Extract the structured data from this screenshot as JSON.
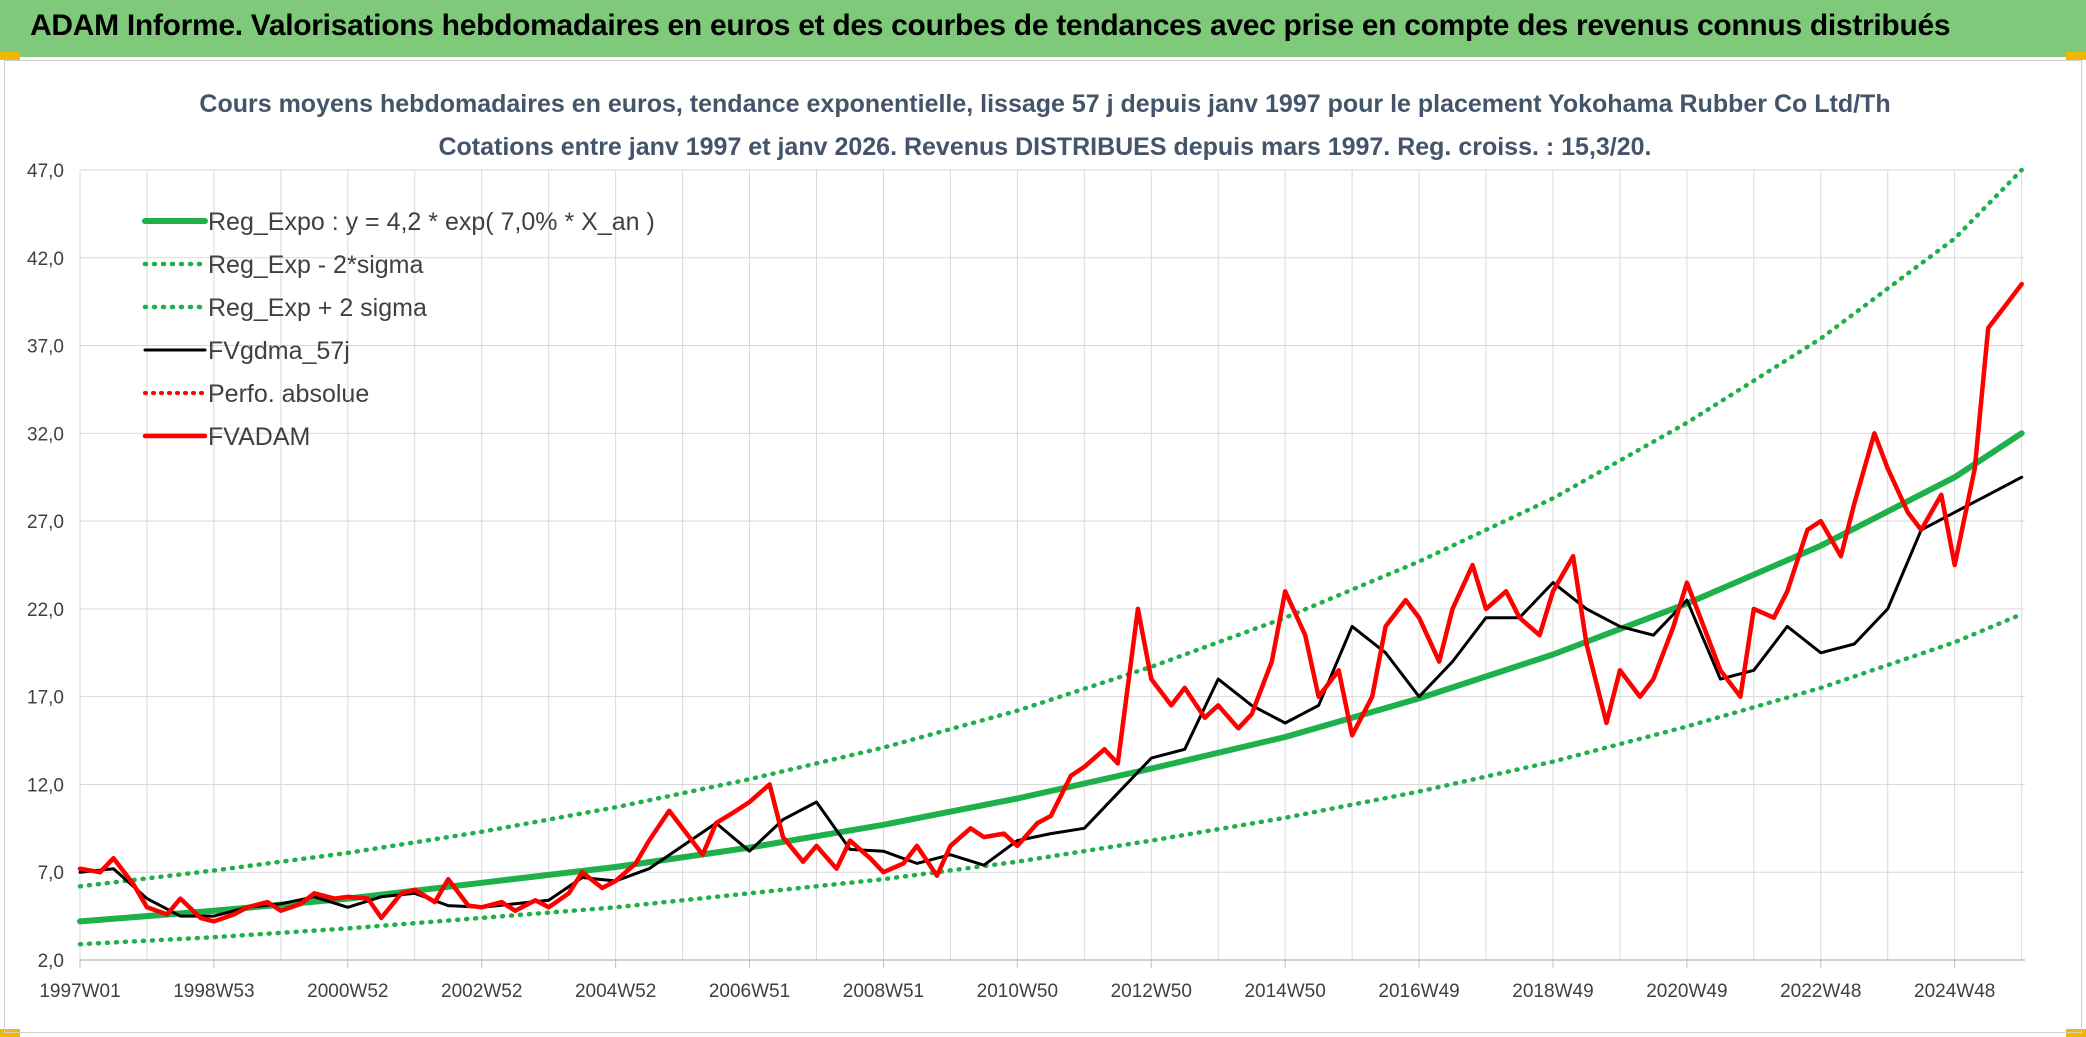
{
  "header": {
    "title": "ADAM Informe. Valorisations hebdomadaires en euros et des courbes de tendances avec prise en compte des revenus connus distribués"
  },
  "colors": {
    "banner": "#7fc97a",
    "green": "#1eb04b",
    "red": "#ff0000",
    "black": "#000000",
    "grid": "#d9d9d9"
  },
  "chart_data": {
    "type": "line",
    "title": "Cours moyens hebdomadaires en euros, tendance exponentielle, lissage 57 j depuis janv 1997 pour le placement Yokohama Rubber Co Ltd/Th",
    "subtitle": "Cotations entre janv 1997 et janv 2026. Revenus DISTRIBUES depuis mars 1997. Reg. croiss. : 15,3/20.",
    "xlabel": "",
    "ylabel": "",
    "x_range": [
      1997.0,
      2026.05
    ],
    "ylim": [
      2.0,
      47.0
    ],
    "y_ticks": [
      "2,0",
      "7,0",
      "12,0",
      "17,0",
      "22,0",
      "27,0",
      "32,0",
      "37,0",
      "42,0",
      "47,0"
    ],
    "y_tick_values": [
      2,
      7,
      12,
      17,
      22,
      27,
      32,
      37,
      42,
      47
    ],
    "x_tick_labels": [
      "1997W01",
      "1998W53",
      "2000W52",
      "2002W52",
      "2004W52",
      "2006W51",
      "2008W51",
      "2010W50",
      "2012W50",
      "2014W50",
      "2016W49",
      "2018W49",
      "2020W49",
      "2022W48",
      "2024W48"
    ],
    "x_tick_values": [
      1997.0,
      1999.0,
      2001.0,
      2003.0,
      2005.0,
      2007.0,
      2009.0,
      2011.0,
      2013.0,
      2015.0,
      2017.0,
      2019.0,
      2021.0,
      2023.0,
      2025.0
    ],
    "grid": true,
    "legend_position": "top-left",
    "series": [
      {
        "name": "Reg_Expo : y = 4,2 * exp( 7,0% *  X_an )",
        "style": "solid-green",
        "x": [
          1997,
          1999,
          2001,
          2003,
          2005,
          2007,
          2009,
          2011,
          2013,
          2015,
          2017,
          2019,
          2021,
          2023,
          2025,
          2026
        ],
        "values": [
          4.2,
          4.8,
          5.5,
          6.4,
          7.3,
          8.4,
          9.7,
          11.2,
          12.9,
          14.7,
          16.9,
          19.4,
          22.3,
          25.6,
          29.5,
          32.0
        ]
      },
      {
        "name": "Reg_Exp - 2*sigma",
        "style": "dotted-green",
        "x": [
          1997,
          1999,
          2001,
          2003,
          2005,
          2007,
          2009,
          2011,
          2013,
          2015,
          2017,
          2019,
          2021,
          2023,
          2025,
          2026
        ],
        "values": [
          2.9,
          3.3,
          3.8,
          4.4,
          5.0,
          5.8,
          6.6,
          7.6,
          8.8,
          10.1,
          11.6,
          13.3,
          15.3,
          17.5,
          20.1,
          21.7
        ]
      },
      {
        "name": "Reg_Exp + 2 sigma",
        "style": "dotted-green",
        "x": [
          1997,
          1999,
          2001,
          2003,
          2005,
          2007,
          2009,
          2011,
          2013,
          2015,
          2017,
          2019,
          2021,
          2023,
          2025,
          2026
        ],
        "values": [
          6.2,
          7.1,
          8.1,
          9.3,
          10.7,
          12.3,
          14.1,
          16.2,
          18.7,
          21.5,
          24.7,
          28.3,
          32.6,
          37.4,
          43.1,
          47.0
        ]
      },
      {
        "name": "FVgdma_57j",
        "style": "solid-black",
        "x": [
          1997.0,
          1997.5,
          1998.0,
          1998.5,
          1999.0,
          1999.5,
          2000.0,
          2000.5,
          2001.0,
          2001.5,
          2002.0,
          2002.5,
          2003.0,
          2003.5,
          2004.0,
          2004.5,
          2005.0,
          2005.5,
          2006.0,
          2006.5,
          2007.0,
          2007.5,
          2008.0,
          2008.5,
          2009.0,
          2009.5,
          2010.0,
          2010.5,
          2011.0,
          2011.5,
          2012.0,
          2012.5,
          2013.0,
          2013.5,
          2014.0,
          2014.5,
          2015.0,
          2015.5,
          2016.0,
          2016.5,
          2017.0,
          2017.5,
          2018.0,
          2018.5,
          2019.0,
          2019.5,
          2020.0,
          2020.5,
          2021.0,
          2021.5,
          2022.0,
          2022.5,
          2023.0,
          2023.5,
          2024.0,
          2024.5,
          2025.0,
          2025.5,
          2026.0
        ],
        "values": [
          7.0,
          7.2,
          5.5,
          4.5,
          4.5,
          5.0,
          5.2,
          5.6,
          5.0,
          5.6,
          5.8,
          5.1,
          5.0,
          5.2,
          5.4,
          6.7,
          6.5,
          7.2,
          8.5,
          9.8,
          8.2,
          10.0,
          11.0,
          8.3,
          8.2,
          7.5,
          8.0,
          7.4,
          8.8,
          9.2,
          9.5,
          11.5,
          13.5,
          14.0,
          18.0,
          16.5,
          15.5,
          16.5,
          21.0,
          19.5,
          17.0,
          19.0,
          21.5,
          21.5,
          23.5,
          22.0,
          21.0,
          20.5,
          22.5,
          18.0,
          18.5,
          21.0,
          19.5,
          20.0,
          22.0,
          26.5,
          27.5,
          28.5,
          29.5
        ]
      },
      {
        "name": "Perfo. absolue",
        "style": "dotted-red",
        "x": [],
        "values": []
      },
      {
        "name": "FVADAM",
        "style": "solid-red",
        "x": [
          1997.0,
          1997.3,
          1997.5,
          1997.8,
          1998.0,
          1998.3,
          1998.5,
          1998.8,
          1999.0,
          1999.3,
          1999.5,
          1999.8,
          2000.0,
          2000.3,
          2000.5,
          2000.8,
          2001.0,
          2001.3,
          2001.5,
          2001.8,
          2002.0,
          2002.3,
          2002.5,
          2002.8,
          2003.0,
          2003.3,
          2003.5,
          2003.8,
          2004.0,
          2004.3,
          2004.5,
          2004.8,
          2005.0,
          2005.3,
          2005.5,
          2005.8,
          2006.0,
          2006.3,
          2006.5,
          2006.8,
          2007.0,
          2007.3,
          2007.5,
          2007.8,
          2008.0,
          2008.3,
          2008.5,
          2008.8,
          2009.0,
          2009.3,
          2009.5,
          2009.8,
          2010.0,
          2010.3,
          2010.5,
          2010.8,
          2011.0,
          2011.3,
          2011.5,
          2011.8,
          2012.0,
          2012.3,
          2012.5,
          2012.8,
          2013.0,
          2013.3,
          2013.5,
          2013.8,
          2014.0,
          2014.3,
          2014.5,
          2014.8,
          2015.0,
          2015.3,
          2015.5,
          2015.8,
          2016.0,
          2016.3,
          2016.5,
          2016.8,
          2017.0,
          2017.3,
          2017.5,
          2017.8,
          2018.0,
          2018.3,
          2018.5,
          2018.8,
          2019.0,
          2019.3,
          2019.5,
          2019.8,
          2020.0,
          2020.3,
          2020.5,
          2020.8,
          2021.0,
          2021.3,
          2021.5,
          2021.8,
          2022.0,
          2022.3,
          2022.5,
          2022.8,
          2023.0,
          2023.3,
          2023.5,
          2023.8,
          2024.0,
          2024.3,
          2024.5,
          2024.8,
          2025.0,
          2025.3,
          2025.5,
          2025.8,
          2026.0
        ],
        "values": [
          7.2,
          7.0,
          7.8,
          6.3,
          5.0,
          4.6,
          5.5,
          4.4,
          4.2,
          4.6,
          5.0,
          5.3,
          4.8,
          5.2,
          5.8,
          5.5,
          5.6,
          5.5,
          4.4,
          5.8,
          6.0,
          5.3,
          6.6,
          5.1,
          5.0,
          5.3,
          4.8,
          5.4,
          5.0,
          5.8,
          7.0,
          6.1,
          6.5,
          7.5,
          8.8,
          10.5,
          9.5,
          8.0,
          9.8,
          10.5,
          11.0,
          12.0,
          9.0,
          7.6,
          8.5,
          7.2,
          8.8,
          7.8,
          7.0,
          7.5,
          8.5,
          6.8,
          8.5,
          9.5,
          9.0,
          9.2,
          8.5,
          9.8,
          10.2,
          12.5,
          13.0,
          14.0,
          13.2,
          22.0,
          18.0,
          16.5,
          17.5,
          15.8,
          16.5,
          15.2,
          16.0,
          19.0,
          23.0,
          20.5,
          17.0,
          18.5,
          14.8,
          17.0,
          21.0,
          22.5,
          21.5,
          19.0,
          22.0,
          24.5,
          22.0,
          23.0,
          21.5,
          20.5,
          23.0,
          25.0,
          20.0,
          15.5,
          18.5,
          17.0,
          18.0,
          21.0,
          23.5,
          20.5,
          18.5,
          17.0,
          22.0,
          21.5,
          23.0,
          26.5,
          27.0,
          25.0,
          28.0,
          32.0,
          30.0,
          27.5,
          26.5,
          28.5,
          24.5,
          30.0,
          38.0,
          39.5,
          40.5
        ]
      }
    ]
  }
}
========================================
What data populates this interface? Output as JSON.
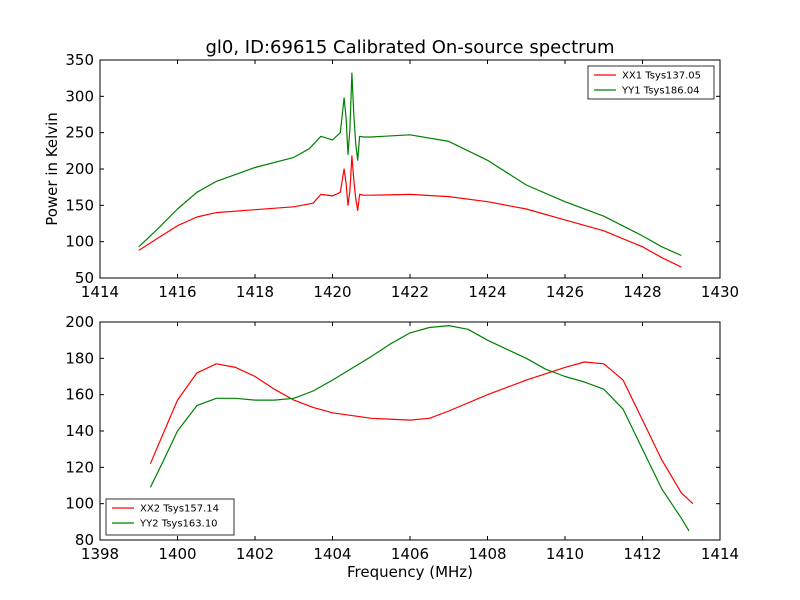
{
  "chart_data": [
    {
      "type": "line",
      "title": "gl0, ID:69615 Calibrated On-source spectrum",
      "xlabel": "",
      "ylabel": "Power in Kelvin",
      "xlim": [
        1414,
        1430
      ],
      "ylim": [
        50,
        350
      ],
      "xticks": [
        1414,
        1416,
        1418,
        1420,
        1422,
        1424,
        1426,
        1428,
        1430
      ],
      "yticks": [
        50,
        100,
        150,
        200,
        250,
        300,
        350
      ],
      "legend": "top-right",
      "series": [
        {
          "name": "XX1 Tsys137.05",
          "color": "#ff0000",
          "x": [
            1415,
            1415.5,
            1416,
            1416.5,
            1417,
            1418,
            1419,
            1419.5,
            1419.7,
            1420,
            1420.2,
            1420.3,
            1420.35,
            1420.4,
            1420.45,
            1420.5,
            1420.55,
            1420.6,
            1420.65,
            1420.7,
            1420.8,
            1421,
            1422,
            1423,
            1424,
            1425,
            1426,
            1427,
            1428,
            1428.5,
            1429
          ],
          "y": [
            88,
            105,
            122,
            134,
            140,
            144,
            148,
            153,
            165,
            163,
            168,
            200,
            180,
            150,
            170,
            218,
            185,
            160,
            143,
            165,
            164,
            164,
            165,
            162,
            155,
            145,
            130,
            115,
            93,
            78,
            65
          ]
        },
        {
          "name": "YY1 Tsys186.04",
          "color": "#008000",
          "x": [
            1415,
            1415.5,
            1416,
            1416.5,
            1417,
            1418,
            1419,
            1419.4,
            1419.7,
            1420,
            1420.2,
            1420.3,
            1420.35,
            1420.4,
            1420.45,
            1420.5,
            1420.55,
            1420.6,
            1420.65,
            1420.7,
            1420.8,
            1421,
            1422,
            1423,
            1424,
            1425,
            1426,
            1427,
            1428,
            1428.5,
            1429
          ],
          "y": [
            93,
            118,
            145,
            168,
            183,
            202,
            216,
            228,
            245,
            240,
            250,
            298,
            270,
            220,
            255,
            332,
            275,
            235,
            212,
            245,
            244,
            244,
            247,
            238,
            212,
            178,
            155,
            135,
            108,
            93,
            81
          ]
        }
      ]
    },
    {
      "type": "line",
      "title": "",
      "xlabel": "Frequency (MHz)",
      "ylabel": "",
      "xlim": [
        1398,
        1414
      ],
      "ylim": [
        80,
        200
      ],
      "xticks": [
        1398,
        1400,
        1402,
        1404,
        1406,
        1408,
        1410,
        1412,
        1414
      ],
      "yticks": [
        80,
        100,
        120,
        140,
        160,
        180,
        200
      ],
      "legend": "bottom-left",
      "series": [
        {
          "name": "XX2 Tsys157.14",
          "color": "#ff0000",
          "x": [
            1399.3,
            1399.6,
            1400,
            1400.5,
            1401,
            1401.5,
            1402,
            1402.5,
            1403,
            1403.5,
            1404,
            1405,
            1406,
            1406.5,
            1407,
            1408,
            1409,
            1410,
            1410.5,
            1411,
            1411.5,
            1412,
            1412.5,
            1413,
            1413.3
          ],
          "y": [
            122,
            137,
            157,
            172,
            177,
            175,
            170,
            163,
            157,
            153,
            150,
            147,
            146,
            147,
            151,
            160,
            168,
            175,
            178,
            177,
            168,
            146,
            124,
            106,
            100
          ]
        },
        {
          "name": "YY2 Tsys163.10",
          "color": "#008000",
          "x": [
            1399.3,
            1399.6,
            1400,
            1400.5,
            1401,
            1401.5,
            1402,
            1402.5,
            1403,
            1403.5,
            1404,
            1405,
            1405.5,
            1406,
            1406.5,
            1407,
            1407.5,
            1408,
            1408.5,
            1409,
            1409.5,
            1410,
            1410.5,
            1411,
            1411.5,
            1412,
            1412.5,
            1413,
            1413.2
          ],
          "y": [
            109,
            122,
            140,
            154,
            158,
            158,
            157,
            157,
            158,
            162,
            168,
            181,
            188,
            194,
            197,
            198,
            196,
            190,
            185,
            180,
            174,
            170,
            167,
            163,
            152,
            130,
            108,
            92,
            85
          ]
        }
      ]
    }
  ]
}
========================================
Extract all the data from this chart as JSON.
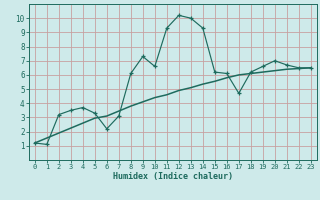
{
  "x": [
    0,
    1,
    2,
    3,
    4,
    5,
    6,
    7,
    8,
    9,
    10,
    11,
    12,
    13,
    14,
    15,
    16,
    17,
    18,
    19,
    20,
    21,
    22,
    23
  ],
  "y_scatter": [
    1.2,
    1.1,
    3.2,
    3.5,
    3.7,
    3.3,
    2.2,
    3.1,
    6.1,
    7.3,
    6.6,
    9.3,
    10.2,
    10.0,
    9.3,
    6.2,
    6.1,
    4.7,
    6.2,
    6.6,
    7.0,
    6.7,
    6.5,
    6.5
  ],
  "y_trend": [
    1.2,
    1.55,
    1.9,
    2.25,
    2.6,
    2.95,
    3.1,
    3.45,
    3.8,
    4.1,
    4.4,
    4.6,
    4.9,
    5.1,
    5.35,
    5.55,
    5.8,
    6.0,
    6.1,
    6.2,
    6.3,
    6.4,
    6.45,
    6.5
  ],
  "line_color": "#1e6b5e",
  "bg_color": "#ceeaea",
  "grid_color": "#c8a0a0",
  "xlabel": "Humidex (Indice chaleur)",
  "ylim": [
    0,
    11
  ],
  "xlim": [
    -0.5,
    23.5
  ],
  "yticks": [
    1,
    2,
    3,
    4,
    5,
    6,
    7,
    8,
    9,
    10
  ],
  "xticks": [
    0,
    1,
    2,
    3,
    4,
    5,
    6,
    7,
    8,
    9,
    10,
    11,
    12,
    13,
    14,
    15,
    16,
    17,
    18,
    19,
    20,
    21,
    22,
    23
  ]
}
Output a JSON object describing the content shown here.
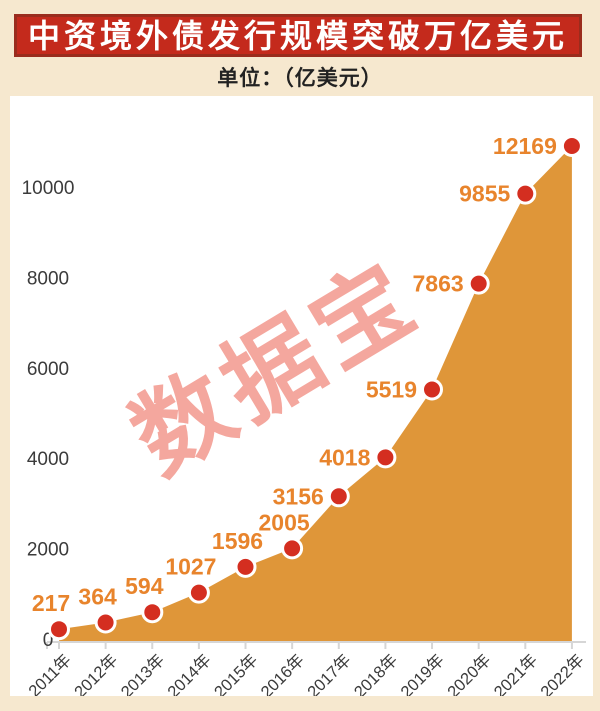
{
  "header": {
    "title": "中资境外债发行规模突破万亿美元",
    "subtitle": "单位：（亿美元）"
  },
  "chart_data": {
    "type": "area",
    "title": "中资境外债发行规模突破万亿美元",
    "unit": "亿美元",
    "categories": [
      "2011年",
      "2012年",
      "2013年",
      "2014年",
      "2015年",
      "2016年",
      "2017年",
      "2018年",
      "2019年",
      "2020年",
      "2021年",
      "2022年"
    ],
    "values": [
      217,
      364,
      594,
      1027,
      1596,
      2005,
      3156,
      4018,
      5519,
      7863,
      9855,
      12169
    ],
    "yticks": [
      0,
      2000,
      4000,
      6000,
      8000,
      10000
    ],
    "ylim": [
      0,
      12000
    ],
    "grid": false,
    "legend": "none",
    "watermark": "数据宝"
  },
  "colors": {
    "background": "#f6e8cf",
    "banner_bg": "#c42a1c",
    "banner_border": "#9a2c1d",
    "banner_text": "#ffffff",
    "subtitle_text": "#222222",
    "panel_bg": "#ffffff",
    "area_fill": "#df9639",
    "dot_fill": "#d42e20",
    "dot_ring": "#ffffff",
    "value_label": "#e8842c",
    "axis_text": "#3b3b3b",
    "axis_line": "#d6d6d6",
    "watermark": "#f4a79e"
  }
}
========================================
* Instructions to follow: Give only the number of lines in the records that contain the string "hebdomadaires".

* Exercise response: 2